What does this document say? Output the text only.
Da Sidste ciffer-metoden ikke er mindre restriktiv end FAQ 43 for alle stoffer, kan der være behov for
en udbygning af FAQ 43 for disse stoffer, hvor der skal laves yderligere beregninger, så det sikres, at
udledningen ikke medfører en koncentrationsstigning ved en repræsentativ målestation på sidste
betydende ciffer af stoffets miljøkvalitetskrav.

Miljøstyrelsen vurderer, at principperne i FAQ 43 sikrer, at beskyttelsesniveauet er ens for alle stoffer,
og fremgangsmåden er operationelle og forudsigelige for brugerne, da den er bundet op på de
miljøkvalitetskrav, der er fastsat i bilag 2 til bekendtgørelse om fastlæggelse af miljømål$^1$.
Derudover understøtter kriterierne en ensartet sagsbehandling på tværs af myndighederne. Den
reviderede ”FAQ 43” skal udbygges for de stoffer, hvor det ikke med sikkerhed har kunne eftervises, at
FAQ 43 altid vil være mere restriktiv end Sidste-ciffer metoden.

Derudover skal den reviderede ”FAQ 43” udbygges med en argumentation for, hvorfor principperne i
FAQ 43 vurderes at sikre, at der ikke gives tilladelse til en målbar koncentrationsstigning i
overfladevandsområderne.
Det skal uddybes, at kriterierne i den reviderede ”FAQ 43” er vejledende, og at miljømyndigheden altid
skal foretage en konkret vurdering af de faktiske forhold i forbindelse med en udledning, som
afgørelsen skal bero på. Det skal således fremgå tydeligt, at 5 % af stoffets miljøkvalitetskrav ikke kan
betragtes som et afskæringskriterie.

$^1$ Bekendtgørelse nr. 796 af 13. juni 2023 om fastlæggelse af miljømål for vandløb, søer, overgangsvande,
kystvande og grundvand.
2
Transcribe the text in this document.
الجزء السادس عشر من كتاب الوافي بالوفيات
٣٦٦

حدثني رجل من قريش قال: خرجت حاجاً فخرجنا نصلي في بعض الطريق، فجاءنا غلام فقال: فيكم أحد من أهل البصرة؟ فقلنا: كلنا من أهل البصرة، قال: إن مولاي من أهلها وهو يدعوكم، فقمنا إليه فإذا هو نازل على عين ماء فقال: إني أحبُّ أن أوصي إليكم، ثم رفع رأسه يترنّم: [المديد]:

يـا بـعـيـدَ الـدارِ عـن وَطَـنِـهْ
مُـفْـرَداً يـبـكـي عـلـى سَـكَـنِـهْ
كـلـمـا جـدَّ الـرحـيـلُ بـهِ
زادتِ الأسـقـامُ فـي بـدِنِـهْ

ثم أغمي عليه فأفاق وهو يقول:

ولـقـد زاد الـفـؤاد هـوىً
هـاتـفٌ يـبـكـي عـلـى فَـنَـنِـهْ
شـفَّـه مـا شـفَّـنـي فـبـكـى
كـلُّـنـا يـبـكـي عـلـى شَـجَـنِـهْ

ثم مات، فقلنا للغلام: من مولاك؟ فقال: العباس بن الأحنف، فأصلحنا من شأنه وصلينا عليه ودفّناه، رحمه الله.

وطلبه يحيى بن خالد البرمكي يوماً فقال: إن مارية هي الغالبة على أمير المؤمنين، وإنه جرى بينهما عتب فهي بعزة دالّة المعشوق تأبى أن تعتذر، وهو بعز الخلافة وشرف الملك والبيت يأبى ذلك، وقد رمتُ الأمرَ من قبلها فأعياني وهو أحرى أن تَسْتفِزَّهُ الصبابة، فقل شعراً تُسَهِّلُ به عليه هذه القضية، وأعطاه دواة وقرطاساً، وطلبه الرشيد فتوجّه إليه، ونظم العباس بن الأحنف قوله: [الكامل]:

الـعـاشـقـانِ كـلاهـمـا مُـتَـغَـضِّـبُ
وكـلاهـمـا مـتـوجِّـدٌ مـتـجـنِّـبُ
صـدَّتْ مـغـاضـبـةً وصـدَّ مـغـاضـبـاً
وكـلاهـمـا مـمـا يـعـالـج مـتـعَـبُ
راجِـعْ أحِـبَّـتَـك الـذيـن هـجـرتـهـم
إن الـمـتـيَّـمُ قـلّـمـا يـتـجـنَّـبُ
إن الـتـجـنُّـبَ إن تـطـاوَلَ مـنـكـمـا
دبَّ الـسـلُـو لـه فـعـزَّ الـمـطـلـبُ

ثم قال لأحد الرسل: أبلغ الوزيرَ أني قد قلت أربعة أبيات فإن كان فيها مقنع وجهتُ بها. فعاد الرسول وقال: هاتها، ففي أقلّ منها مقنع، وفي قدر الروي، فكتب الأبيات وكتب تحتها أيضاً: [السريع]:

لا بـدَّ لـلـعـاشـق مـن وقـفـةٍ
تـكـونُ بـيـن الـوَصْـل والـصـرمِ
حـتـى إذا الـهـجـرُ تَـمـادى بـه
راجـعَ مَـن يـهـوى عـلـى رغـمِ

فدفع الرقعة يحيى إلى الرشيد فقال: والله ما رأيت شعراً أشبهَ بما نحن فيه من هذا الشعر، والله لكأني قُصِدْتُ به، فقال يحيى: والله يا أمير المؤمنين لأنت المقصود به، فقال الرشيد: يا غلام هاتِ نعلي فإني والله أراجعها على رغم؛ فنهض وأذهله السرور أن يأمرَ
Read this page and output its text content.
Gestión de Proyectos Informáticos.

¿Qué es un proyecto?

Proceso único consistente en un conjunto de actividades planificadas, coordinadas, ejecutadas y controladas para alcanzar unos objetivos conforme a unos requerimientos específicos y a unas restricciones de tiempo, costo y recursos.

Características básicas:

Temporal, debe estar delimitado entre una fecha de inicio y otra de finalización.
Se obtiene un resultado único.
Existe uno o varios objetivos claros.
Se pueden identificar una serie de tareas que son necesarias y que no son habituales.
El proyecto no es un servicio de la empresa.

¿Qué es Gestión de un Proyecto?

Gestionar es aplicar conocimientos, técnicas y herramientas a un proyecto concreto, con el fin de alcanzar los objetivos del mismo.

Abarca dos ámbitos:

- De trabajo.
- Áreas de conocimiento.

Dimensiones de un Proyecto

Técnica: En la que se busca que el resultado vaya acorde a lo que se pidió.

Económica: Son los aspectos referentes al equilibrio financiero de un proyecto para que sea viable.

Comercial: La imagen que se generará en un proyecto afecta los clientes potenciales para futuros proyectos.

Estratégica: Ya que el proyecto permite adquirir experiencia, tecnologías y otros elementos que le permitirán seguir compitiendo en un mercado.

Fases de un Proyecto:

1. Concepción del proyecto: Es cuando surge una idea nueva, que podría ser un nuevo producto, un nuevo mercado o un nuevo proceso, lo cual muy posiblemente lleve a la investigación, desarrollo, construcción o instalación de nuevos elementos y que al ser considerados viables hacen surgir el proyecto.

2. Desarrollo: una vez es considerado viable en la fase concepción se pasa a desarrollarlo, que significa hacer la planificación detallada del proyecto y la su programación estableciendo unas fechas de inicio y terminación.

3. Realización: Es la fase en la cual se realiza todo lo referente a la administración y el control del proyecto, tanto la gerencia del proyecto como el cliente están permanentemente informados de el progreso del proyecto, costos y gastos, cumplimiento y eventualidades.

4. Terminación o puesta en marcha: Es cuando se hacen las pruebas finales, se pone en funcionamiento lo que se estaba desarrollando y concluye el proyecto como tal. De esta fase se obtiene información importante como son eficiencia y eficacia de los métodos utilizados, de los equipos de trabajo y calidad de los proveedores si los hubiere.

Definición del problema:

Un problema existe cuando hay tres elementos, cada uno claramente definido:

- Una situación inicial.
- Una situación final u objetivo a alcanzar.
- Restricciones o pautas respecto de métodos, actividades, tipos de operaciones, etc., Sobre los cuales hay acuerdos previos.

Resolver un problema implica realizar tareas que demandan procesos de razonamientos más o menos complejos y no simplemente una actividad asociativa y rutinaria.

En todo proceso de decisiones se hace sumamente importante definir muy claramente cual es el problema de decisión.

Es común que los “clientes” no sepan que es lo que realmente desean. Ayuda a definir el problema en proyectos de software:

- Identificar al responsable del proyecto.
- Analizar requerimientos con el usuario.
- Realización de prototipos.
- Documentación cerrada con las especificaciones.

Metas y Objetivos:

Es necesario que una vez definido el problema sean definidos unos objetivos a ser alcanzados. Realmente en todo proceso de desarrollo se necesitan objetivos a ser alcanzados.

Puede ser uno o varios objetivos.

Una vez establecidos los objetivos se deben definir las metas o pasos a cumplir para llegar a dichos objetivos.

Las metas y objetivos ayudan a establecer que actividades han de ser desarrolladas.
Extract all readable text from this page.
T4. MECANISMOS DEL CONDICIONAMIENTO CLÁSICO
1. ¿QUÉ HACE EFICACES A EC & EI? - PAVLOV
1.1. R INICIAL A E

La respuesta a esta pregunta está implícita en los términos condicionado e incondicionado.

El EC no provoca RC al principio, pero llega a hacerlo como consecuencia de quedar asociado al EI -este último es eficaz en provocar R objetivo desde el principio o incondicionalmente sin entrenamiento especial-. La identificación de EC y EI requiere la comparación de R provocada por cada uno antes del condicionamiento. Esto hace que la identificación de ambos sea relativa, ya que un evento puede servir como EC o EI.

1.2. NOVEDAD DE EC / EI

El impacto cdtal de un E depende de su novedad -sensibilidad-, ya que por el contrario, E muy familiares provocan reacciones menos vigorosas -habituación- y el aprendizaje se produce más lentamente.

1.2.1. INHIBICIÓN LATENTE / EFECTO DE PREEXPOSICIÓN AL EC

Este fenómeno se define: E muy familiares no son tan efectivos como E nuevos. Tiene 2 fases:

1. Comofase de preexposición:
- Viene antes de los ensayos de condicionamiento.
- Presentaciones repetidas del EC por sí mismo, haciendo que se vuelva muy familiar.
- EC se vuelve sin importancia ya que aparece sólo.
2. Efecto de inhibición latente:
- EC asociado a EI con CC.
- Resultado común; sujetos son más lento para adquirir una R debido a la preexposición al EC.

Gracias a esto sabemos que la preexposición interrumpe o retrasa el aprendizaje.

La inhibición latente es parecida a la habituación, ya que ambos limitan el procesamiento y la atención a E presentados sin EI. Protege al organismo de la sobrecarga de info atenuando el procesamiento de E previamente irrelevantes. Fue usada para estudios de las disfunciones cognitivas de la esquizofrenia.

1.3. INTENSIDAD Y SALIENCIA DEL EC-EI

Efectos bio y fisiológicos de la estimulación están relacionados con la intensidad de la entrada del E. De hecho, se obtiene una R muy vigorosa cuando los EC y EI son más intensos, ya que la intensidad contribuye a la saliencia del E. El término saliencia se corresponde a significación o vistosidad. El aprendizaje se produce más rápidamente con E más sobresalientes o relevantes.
────────
INSTRUCTIONS FOR THE TASK
Of the lines in the records, determine how many contain the word "inicio", and report that number alone.

SOLUTION TO THE EXERCISE
2